§ **引用文**
========

道ログ2

群馬県在住のおじさんがブログを書く

俺流節約結婚式プログラム

先日のクラス会からなにかこう思考の趣が変わってきていてなんかこう、昔のことを思い出していた。
ともあれ今日も仕事で疲れた。

結婚したのが2000年なので、来月9年目の結婚記念日を迎える。
結婚式のビデオって好きだ。いや。自分の。
結婚式というか、披露宴のビデオ。
脚本・演出、俺。みたいなの。

結婚しますと言ったとき無職だった俺は、あんまりお金をかけないで結婚式とか披露宴とかしないといけなかった。
でも嫁さんはウエディングドレスを着ることを夢見て大きくなってきた元女の子だったし、俺もそれなりに長男だったりするので、式をしないとか披露宴なしとかっていう選択肢はなかった。
あんまりお金をかけずに式も挙げ、披露宴もするってことになった。

目標は、ご祝儀でペイできるレベル。
赤にならなきゃいいってことで。
式に関しては信仰のある我々なのでその本部で挙げて、衣装も俺なんて自前、嫁さんに至っては誰かが貸してくれた。地元の式場を頼むと式用の美容もついていたから、実質式はめちゃ安かった。何万円程度。

披露宴に関しても色々と削った。というか無駄なものは省いた。
70人で90万円くらいのパックで、呑み放題にもなるし、新婦のお色直しも一回付いた。
引き出物も一品頼めば後は持ち込み自由だった。
だから、カタログギフトだけ式場で注文して、それ以外は全部持込にした。

引き出物を入れる手提げ袋も、100均で80枚くらい買って持ち込んだし、披露宴後に皆様にお配りするクッキーは嫁さんが手作りした。披露宴のパンフレットも校正を友人のセミプロに頼んで印刷は自分たちでしたし、司会も友人。式で使う音楽も、MDとCDを自分たちで選んで持ち込んだ。

カメラマンも、従姉妹と姉に頼んで撮影してもらったので金がかからない。
そういう、手作りに近い披露宴にした。
でも、来賓もあることなので、全体の進行などはプロである式場の方々に一存した。

そもそも、俺が何でそこまで自分で披露宴を演出しようと思ったのかは、きっかけがあったんだ。
嫁さんの幼馴染でもある親友が、結婚をするに当たり、新婦友人代表でスピーチしてよと言ったところ
「泣かすよ」と言ったことだ。
そうか。それならそれなりに披露宴をしたいなって思ったんだ。

それまでいくつかの披露宴に出席していた俺は、つまらない宴にうんざりしていたのも事実だ。
グダグダな流れ、うますぎる司会に取り残される会場。ご満悦の新郎新婦に、冷めた会場というような、そのような空気で舞台に上がることは耐えられないとは思っていた。

で、そんな時誰かの何かの本を読んで、
「披露宴てめんどくさいー」と訴えた彼女に
「結婚したことを一軒一軒親戚に報告に行くよりは、まとめて招待してお互いに紹介した方が一度で済んで楽だろ?」と彼氏が言っていたのを見て、気が付いた。

結婚て、自分たちだけがするんじゃなくて、家同士がするものでもあるんだ。って。

========

§ **提供データ**
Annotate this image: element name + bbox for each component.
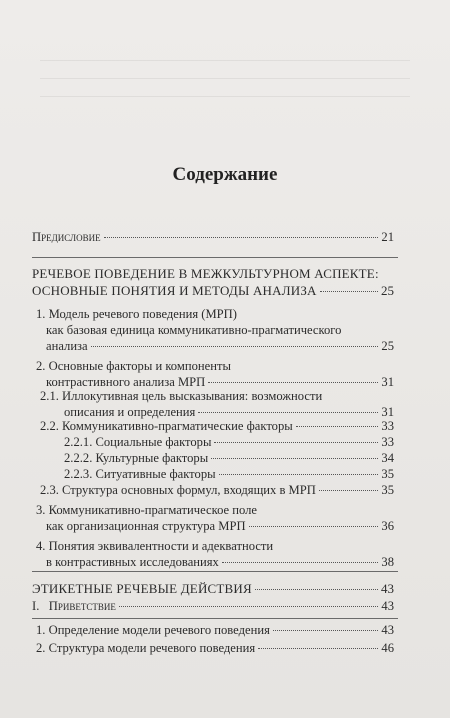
- leader-dots: [211, 458, 378, 459]
- leader-dots: [198, 412, 378, 413]
- toc-entry-title-cont: анализа: [46, 339, 88, 353]
- page-title: Содержание: [172, 164, 278, 185]
- toc-entry-part1[interactable]: [32, 265, 394, 299]
- toc-entry-preface[interactable]: [32, 229, 394, 245]
- toc-entry-title: РЕЧЕВОЕ ПОВЕДЕНИЕ В МЕЖКУЛЬТУРНОМ АСПЕКТЕ:: [32, 266, 379, 281]
- toc-entry-title: 2. Основные факторы и компоненты: [36, 359, 231, 373]
- bleed-through-line: [40, 60, 410, 61]
- leader-dots: [249, 526, 379, 527]
- toc-entry-title: 2.2. Коммуникативно-прагматические факторы: [40, 419, 293, 433]
- toc-entry-title-cont: ОСНОВНЫЕ ПОНЯТИЯ И МЕТОДЫ АНАЛИЗА: [32, 283, 317, 298]
- toc-page-number: 25: [381, 283, 394, 298]
- toc-entry-c2[interactable]: [36, 640, 394, 656]
- toc-page-number: 21: [381, 230, 394, 244]
- toc-entry-part2[interactable]: [32, 580, 394, 597]
- toc-entry-title: 2. Структура модели речевого поведения: [36, 641, 256, 655]
- section-divider: [32, 257, 398, 258]
- leader-dots: [296, 426, 379, 427]
- toc-entry-c1[interactable]: [36, 622, 394, 638]
- toc-entry-title-cont: в контрастивных исследованиях: [46, 555, 219, 569]
- toc-page-number: 31: [381, 375, 394, 389]
- toc-entry-title-cont: как организационная структура МРП: [46, 519, 246, 533]
- toc-entry-title: 2.2.1. Социальные факторы: [64, 435, 212, 449]
- toc-entry-title: 1. Модель речевого поведения (МРП): [36, 307, 237, 321]
- toc-entry-s2-2-1[interactable]: [64, 434, 394, 450]
- toc-entry-s3[interactable]: [36, 502, 394, 534]
- section-divider: [32, 571, 398, 572]
- section-divider: [32, 618, 398, 619]
- toc-entry-ch1[interactable]: [32, 598, 394, 614]
- toc-page-number: 36: [381, 519, 394, 533]
- leader-dots: [91, 346, 379, 347]
- leader-dots: [319, 490, 379, 491]
- toc-entry-s2-1[interactable]: [40, 388, 394, 420]
- toc-page-number: 43: [381, 623, 394, 637]
- toc-entry-s4[interactable]: [36, 538, 394, 570]
- toc-entry-title: 2.3. Структура основных формул, входящих в МРП: [40, 483, 316, 497]
- bleed-through-line: [40, 96, 410, 97]
- toc-entry-title: 1. Определение модели речевого поведения: [36, 623, 270, 637]
- toc-entry-title: 2.1. Иллокутивная цель высказывания: возможности: [40, 389, 323, 403]
- toc-page-number: 31: [381, 405, 394, 419]
- leader-dots: [273, 630, 379, 631]
- toc-entry-s2-3[interactable]: [40, 482, 394, 498]
- toc-entry-title: 3. Коммуникативно-прагматическое поле: [36, 503, 258, 517]
- leader-dots: [219, 474, 379, 475]
- toc-entry-s2-2-2[interactable]: [64, 450, 394, 466]
- leader-dots: [104, 237, 379, 238]
- toc-entry-title: I. Приветствие: [32, 599, 116, 613]
- toc-page-number: 35: [381, 467, 394, 481]
- toc-entry-title: 4. Понятия эквивалентности и адекватности: [36, 539, 274, 553]
- toc-page-number: 46: [381, 641, 394, 655]
- leader-dots: [258, 648, 378, 649]
- toc-page-number: 38: [381, 555, 394, 569]
- toc-page-number: 33: [381, 419, 394, 433]
- leader-dots: [119, 606, 379, 607]
- toc-entry-s2-2-3[interactable]: [64, 466, 394, 482]
- leader-dots: [222, 562, 379, 563]
- toc-page-number: 33: [381, 435, 394, 449]
- toc-page-number: 34: [381, 451, 394, 465]
- toc-entry-title: Предисловие: [32, 230, 101, 244]
- toc-entry-title: ЭТИКЕТНЫЕ РЕЧЕВЫЕ ДЕЙСТВИЯ: [32, 581, 252, 596]
- leader-dots: [214, 442, 378, 443]
- toc-entry-title: 2.2.3. Ситуативные факторы: [64, 467, 216, 481]
- toc-page-number: 25: [381, 339, 394, 353]
- toc-page-number: 43: [381, 599, 394, 613]
- bleed-through-line: [40, 78, 410, 79]
- leader-dots: [208, 382, 378, 383]
- toc-entry-title-cont: контрастивного анализа МРП: [46, 375, 206, 389]
- leader-dots: [320, 291, 378, 292]
- toc-entry-title: 2.2.2. Культурные факторы: [64, 451, 209, 465]
- toc-entry-s1[interactable]: [36, 306, 394, 354]
- toc-entry-title-cont: как базовая единица коммуникативно-прагматического: [46, 323, 342, 337]
- toc-entry-s2[interactable]: [36, 358, 394, 390]
- toc-entry-title-cont: описания и определения: [64, 405, 196, 419]
- toc-entry-s2-2[interactable]: [40, 418, 394, 434]
- leader-dots: [255, 589, 378, 590]
- toc-page-number: 35: [381, 483, 394, 497]
- toc-page-number: 43: [381, 581, 394, 596]
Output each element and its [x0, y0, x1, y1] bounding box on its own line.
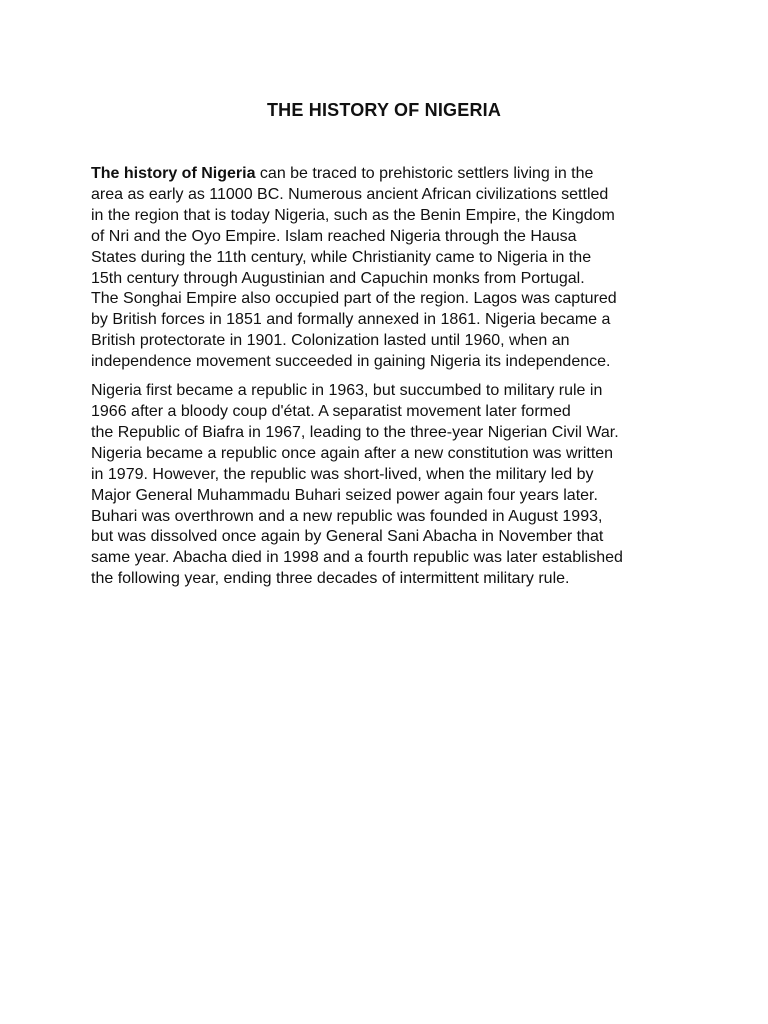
paragraph-line: Buhari was overthrown and a new republic was founded in August 1993,	[91, 507, 603, 525]
paragraph-1	[91, 164, 691, 373]
paragraph-line	[91, 164, 691, 185]
paragraph-line: by British forces in 1851 and formally annexed in 1861. Nigeria became a	[91, 311, 611, 329]
paragraph-line: of Nri and the Oyo Empire. Islam reached Nigeria through the Hausa	[91, 227, 577, 245]
paragraph-line: Nigeria first became a republic in 1963, but succumbed to military rule in	[91, 382, 603, 400]
paragraph-line: independence movement succeeded in gaining Nigeria its independence.	[91, 353, 611, 371]
paragraph-line: The Songhai Empire also occupied part of the region. Lagos was captured	[91, 290, 617, 308]
document-body	[91, 164, 691, 598]
paragraph-line: but was dissolved once again by General Sani Abacha in November that	[91, 528, 604, 546]
paragraph-line: the following year, ending three decades of intermittent military rule.	[91, 570, 570, 588]
lead-phrase: The history of Nigeria	[91, 165, 256, 182]
paragraph-line: Nigeria became a republic once again after a new constitution was written	[91, 444, 614, 462]
paragraph-line: States during the 11th century, while Christianity came to Nigeria in the	[91, 248, 592, 266]
paragraph-line: in 1979. However, the republic was short-lived, when the military led by	[91, 465, 594, 483]
paragraph-2	[91, 381, 691, 590]
paragraph-line: 15th century through Augustinian and Capuchin monks from Portugal.	[91, 269, 585, 287]
paragraph-line: 1966 after a bloody coup d'état. A separatist movement later formed	[91, 402, 571, 420]
paragraph-line: same year. Abacha died in 1998 and a fourth republic was later established	[91, 549, 623, 567]
first-line-rest: can be traced to prehistoric settlers living in the	[255, 165, 594, 182]
paragraph-line: area as early as 11000 BC. Numerous ancient African civilizations settled	[91, 185, 609, 203]
paragraph-line: British protectorate in 1901. Colonization lasted until 1960, when an	[91, 332, 570, 350]
paragraph-line: the Republic of Biafra in 1967, leading to the three-year Nigerian Civil War.	[91, 423, 619, 441]
page-title: THE HISTORY OF NIGERIA	[266, 100, 502, 120]
paragraph-line: in the region that is today Nigeria, such as the Benin Empire, the Kingdom	[91, 206, 615, 224]
paragraph-line: Major General Muhammadu Buhari seized power again four years later.	[91, 486, 598, 504]
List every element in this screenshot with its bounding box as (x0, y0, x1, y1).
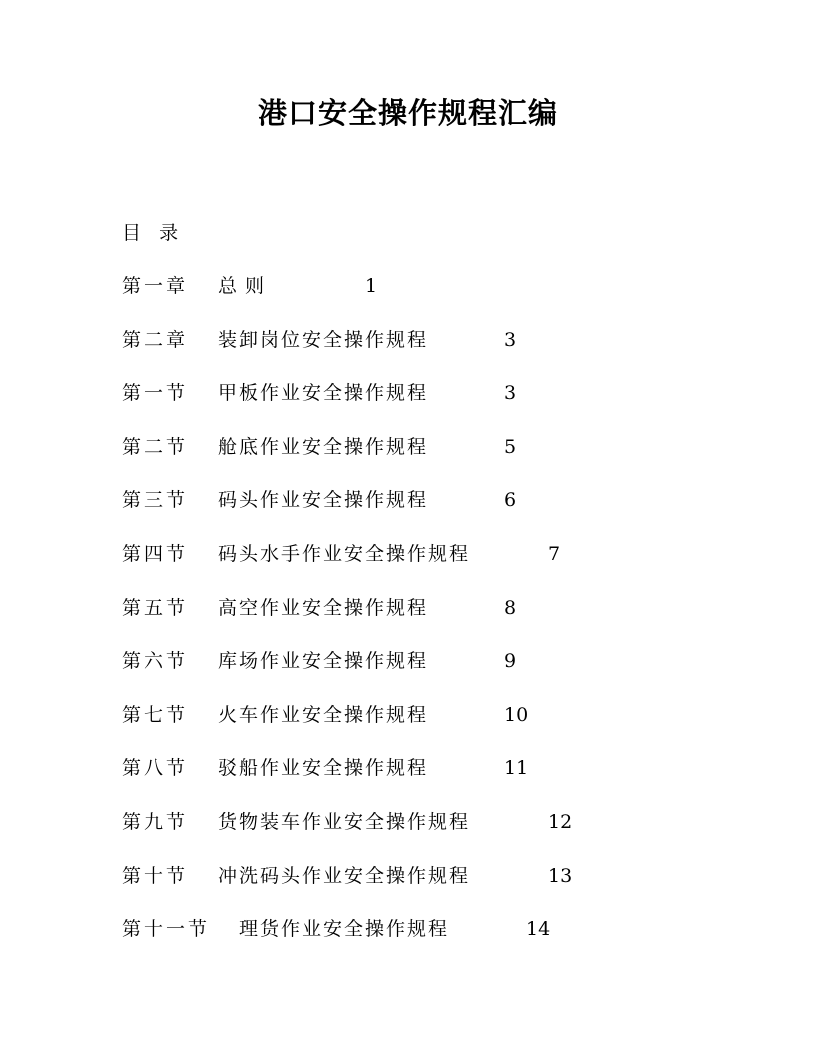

========

§ **取り組む課題**
A – 引用文によると、披露宴のパックは何人でいくらくらいでしたか。
B – 引用文の中で、書き手がうんざりしていたつまらない披露宴の様子として挙げられているものをすべて書き出してください。
C – 引用文を、最後の文の後から書き継いでください。

§ **各課題の解答**
A – 70人で90万円くらいです。

B –
・グダグダな流れ
・うますぎる司会に取り残される会場
・ご満悦の新郎新婦
・冷めた会場

C –
そして、披露宴て言うのは、両家の親戚同士の前で「私たち結婚しました」=家族になりました
つまり親戚が増えましたっていうことを報告する場であり、また、新しく親戚となった方はこの人であり、さらにその家族親族はこれらですっていう紹介も兼ねてのことなんだって思った。

そういう風に思ったら、お互いのことをお互いの親族にきちんと紹介できる場を設けなければいけないという意識がすごくたかまってきて、さっきの嫁さんの幼馴染が「泣かすよ」と言ったことが俺の中で大きく大きくなってきた。
それなら、その友人のスピーチをメインに持っていくような披露宴を作ろうと思ったことが、何よりのはじまりだったんだ。
なぜかといえば、自分の結婚した相手がこんな人なんです、これから大人の仲間入りして親戚の中でも色々とお世話になりますっていう際に、「新しい旦那さん(お嫁さん)はどんな人なの?」って知るためには、その友人に聞いてもらうのが一番だと思ったからだ。
俺たちはこんな人たちに囲まれて成長してきました。って、親しい友人を紹介することで相手方の親戚への自己紹介になるんじゃないか、って思ったんだ。だから、親戚のおじさんおばさんたちと同じくらいかそれ以上に、友人たちの出番を自由度を高くして設けたんだ。
中にはTK氏のスピーチを聞いて「あんな奴が友人代表なんてケシカラン!」なんて怒ってしまう人だっているかもしれない。でも、TK氏の話(ネタ)は、それ以上に予想外に一般のおじさんおばさんに受けていたし、それはそれで驚きだったけど、俺的には非常に助かった。し。
嫁さんの友人も開宴間もなく両肩をあらわにしていた酔っ払いもたくさんいたけれど、うち方の親戚で「ケシカラン!」っていう人もいなかった。

だいたい、新婦の友人代表のスピーチとかは、乾杯の直後の出し物あたりに設定されていて、人前に慣れない若い女性が手紙を読んだり痛い唄を歌ったりで終わりじゃないですか。しかも乾杯直後は親戚一同が飲み物を継ぎまわっていたり出席者もようやくありつけた食事に目いっぱいで、そんなつまらない話や出し物を聞く余裕すらない。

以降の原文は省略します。